Written instruction: Pictures stay out of the copy; set down each line of the listing below exactly.

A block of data
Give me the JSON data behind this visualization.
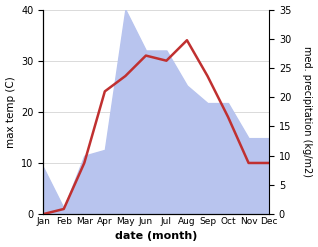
{
  "months": [
    "Jan",
    "Feb",
    "Mar",
    "Apr",
    "May",
    "Jun",
    "Jul",
    "Aug",
    "Sep",
    "Oct",
    "Nov",
    "Dec"
  ],
  "temp": [
    0,
    1,
    10,
    24,
    27,
    31,
    30,
    34,
    27,
    19,
    10,
    10
  ],
  "precip": [
    8,
    1,
    10,
    11,
    35,
    28,
    28,
    22,
    19,
    19,
    13,
    13
  ],
  "temp_color": "#c03030",
  "precip_color": "#b8c4ee",
  "ylim_temp": [
    0,
    40
  ],
  "ylim_precip": [
    0,
    35
  ],
  "yticks_temp": [
    0,
    10,
    20,
    30,
    40
  ],
  "yticks_precip": [
    0,
    5,
    10,
    15,
    20,
    25,
    30,
    35
  ],
  "xlabel": "date (month)",
  "ylabel_left": "max temp (C)",
  "ylabel_right": "med. precipitation (kg/m2)",
  "temp_linewidth": 1.8,
  "background_color": "#ffffff",
  "grid_color": "#cccccc"
}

Complete response:
Give me the JSON data behind this visualization.
{
  "months": [
    "Jan",
    "Feb",
    "Mar",
    "Apr",
    "May",
    "Jun",
    "Jul",
    "Aug",
    "Sep",
    "Oct",
    "Nov",
    "Dec"
  ],
  "temp": [
    0,
    1,
    10,
    24,
    27,
    31,
    30,
    34,
    27,
    19,
    10,
    10
  ],
  "precip": [
    8,
    1,
    10,
    11,
    35,
    28,
    28,
    22,
    19,
    19,
    13,
    13
  ],
  "temp_color": "#c03030",
  "precip_color": "#b8c4ee",
  "ylim_temp": [
    0,
    40
  ],
  "ylim_precip": [
    0,
    35
  ],
  "yticks_temp": [
    0,
    10,
    20,
    30,
    40
  ],
  "yticks_precip": [
    0,
    5,
    10,
    15,
    20,
    25,
    30,
    35
  ],
  "xlabel": "date (month)",
  "ylabel_left": "max temp (C)",
  "ylabel_right": "med. precipitation (kg/m2)",
  "temp_linewidth": 1.8,
  "background_color": "#ffffff",
  "grid_color": "#cccccc"
}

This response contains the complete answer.